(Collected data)
• • • • •
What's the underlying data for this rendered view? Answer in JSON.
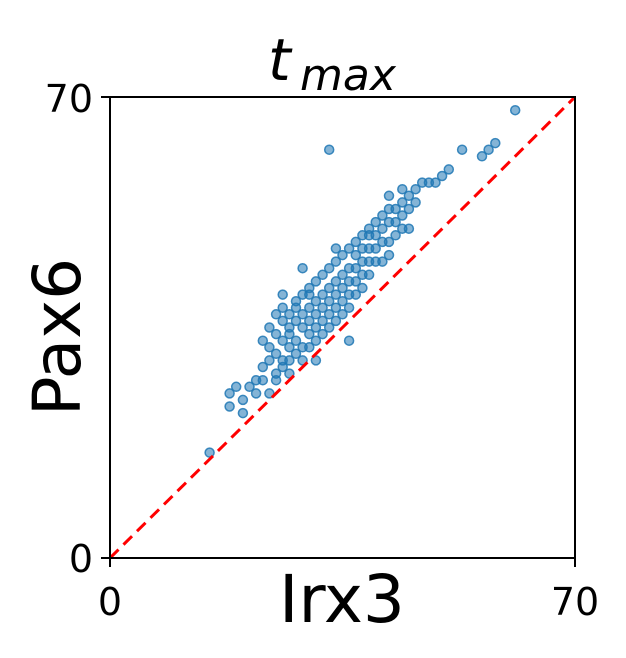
{
  "chart_data": {
    "type": "scatter",
    "title": {
      "main": "t",
      "sub": "max"
    },
    "xlabel": "Irx3",
    "ylabel": "Pax6",
    "xlim": [
      0,
      70
    ],
    "ylim": [
      0,
      70
    ],
    "xticks": [
      "0",
      "70"
    ],
    "yticks": [
      "0",
      "70"
    ],
    "grid": false,
    "point_color": "#1f77b4",
    "reference_line": {
      "from": [
        0,
        0
      ],
      "to": [
        70,
        70
      ],
      "color": "#ff0000",
      "style": "dashed"
    },
    "points": [
      [
        15,
        16
      ],
      [
        18,
        23
      ],
      [
        18,
        25
      ],
      [
        19,
        26
      ],
      [
        20,
        22
      ],
      [
        20,
        24
      ],
      [
        21,
        26
      ],
      [
        22,
        25
      ],
      [
        22,
        27
      ],
      [
        23,
        27
      ],
      [
        23,
        29
      ],
      [
        23,
        33
      ],
      [
        24,
        25
      ],
      [
        24,
        30
      ],
      [
        24,
        32
      ],
      [
        24,
        35
      ],
      [
        25,
        27
      ],
      [
        25,
        28
      ],
      [
        25,
        31
      ],
      [
        25,
        34
      ],
      [
        25,
        37
      ],
      [
        26,
        29
      ],
      [
        26,
        30
      ],
      [
        26,
        33
      ],
      [
        26,
        36
      ],
      [
        26,
        38
      ],
      [
        27,
        28
      ],
      [
        27,
        30
      ],
      [
        27,
        32
      ],
      [
        27,
        34
      ],
      [
        27,
        35
      ],
      [
        27,
        37
      ],
      [
        28,
        31
      ],
      [
        28,
        33
      ],
      [
        28,
        36
      ],
      [
        28,
        38
      ],
      [
        28,
        39
      ],
      [
        29,
        30
      ],
      [
        29,
        32
      ],
      [
        29,
        35
      ],
      [
        29,
        37
      ],
      [
        29,
        40
      ],
      [
        30,
        32
      ],
      [
        30,
        34
      ],
      [
        30,
        36
      ],
      [
        30,
        38
      ],
      [
        30,
        40
      ],
      [
        30,
        41
      ],
      [
        31,
        33
      ],
      [
        31,
        35
      ],
      [
        31,
        37
      ],
      [
        31,
        39
      ],
      [
        31,
        42
      ],
      [
        32,
        34
      ],
      [
        32,
        36
      ],
      [
        32,
        38
      ],
      [
        32,
        40
      ],
      [
        32,
        43
      ],
      [
        33,
        35
      ],
      [
        33,
        37
      ],
      [
        33,
        39
      ],
      [
        33,
        41
      ],
      [
        33,
        44
      ],
      [
        34,
        36
      ],
      [
        34,
        38
      ],
      [
        34,
        40
      ],
      [
        34,
        42
      ],
      [
        34,
        45
      ],
      [
        35,
        37
      ],
      [
        35,
        39
      ],
      [
        35,
        41
      ],
      [
        35,
        43
      ],
      [
        35,
        46
      ],
      [
        36,
        38
      ],
      [
        36,
        40
      ],
      [
        36,
        42
      ],
      [
        36,
        44
      ],
      [
        36,
        47
      ],
      [
        37,
        40
      ],
      [
        37,
        42
      ],
      [
        37,
        44
      ],
      [
        37,
        46
      ],
      [
        37,
        48
      ],
      [
        38,
        41
      ],
      [
        38,
        43
      ],
      [
        38,
        45
      ],
      [
        38,
        47
      ],
      [
        38,
        49
      ],
      [
        39,
        43
      ],
      [
        39,
        45
      ],
      [
        39,
        47
      ],
      [
        39,
        49
      ],
      [
        39,
        50
      ],
      [
        40,
        45
      ],
      [
        40,
        47
      ],
      [
        40,
        49
      ],
      [
        40,
        51
      ],
      [
        41,
        45
      ],
      [
        41,
        48
      ],
      [
        41,
        50
      ],
      [
        41,
        52
      ],
      [
        42,
        46
      ],
      [
        42,
        48
      ],
      [
        42,
        51
      ],
      [
        42,
        53
      ],
      [
        42,
        55
      ],
      [
        43,
        49
      ],
      [
        43,
        51
      ],
      [
        43,
        53
      ],
      [
        44,
        50
      ],
      [
        44,
        52
      ],
      [
        44,
        54
      ],
      [
        44,
        56
      ],
      [
        45,
        50
      ],
      [
        45,
        53
      ],
      [
        45,
        55
      ],
      [
        46,
        54
      ],
      [
        46,
        56
      ],
      [
        47,
        57
      ],
      [
        48,
        57
      ],
      [
        49,
        57
      ],
      [
        50,
        58
      ],
      [
        51,
        59
      ],
      [
        53,
        62
      ],
      [
        56,
        61
      ],
      [
        57,
        62
      ],
      [
        58,
        63
      ],
      [
        61,
        68
      ],
      [
        33,
        62
      ],
      [
        26,
        40
      ],
      [
        36,
        33
      ],
      [
        29,
        44
      ],
      [
        34,
        47
      ],
      [
        31,
        30
      ]
    ]
  }
}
• • • • •
▶ _Task statement_: Leave out the pictures and reproduce the rest of the listing exactly.

▶ _Exercise solution_:
What's the underlying data for this rendered view? Answer in JSON.
{
  "chart_data": {
    "type": "scatter",
    "title": {
      "main": "t",
      "sub": "max"
    },
    "xlabel": "Irx3",
    "ylabel": "Pax6",
    "xlim": [
      0,
      70
    ],
    "ylim": [
      0,
      70
    ],
    "xticks": [
      "0",
      "70"
    ],
    "yticks": [
      "0",
      "70"
    ],
    "grid": false,
    "point_color": "#1f77b4",
    "reference_line": {
      "from": [
        0,
        0
      ],
      "to": [
        70,
        70
      ],
      "color": "#ff0000",
      "style": "dashed"
    },
    "points": [
      [
        15,
        16
      ],
      [
        18,
        23
      ],
      [
        18,
        25
      ],
      [
        19,
        26
      ],
      [
        20,
        22
      ],
      [
        20,
        24
      ],
      [
        21,
        26
      ],
      [
        22,
        25
      ],
      [
        22,
        27
      ],
      [
        23,
        27
      ],
      [
        23,
        29
      ],
      [
        23,
        33
      ],
      [
        24,
        25
      ],
      [
        24,
        30
      ],
      [
        24,
        32
      ],
      [
        24,
        35
      ],
      [
        25,
        27
      ],
      [
        25,
        28
      ],
      [
        25,
        31
      ],
      [
        25,
        34
      ],
      [
        25,
        37
      ],
      [
        26,
        29
      ],
      [
        26,
        30
      ],
      [
        26,
        33
      ],
      [
        26,
        36
      ],
      [
        26,
        38
      ],
      [
        27,
        28
      ],
      [
        27,
        30
      ],
      [
        27,
        32
      ],
      [
        27,
        34
      ],
      [
        27,
        35
      ],
      [
        27,
        37
      ],
      [
        28,
        31
      ],
      [
        28,
        33
      ],
      [
        28,
        36
      ],
      [
        28,
        38
      ],
      [
        28,
        39
      ],
      [
        29,
        30
      ],
      [
        29,
        32
      ],
      [
        29,
        35
      ],
      [
        29,
        37
      ],
      [
        29,
        40
      ],
      [
        30,
        32
      ],
      [
        30,
        34
      ],
      [
        30,
        36
      ],
      [
        30,
        38
      ],
      [
        30,
        40
      ],
      [
        30,
        41
      ],
      [
        31,
        33
      ],
      [
        31,
        35
      ],
      [
        31,
        37
      ],
      [
        31,
        39
      ],
      [
        31,
        42
      ],
      [
        32,
        34
      ],
      [
        32,
        36
      ],
      [
        32,
        38
      ],
      [
        32,
        40
      ],
      [
        32,
        43
      ],
      [
        33,
        35
      ],
      [
        33,
        37
      ],
      [
        33,
        39
      ],
      [
        33,
        41
      ],
      [
        33,
        44
      ],
      [
        34,
        36
      ],
      [
        34,
        38
      ],
      [
        34,
        40
      ],
      [
        34,
        42
      ],
      [
        34,
        45
      ],
      [
        35,
        37
      ],
      [
        35,
        39
      ],
      [
        35,
        41
      ],
      [
        35,
        43
      ],
      [
        35,
        46
      ],
      [
        36,
        38
      ],
      [
        36,
        40
      ],
      [
        36,
        42
      ],
      [
        36,
        44
      ],
      [
        36,
        47
      ],
      [
        37,
        40
      ],
      [
        37,
        42
      ],
      [
        37,
        44
      ],
      [
        37,
        46
      ],
      [
        37,
        48
      ],
      [
        38,
        41
      ],
      [
        38,
        43
      ],
      [
        38,
        45
      ],
      [
        38,
        47
      ],
      [
        38,
        49
      ],
      [
        39,
        43
      ],
      [
        39,
        45
      ],
      [
        39,
        47
      ],
      [
        39,
        49
      ],
      [
        39,
        50
      ],
      [
        40,
        45
      ],
      [
        40,
        47
      ],
      [
        40,
        49
      ],
      [
        40,
        51
      ],
      [
        41,
        45
      ],
      [
        41,
        48
      ],
      [
        41,
        50
      ],
      [
        41,
        52
      ],
      [
        42,
        46
      ],
      [
        42,
        48
      ],
      [
        42,
        51
      ],
      [
        42,
        53
      ],
      [
        42,
        55
      ],
      [
        43,
        49
      ],
      [
        43,
        51
      ],
      [
        43,
        53
      ],
      [
        44,
        50
      ],
      [
        44,
        52
      ],
      [
        44,
        54
      ],
      [
        44,
        56
      ],
      [
        45,
        50
      ],
      [
        45,
        53
      ],
      [
        45,
        55
      ],
      [
        46,
        54
      ],
      [
        46,
        56
      ],
      [
        47,
        57
      ],
      [
        48,
        57
      ],
      [
        49,
        57
      ],
      [
        50,
        58
      ],
      [
        51,
        59
      ],
      [
        53,
        62
      ],
      [
        56,
        61
      ],
      [
        57,
        62
      ],
      [
        58,
        63
      ],
      [
        61,
        68
      ],
      [
        33,
        62
      ],
      [
        26,
        40
      ],
      [
        36,
        33
      ],
      [
        29,
        44
      ],
      [
        34,
        47
      ],
      [
        31,
        30
      ]
    ]
  }
}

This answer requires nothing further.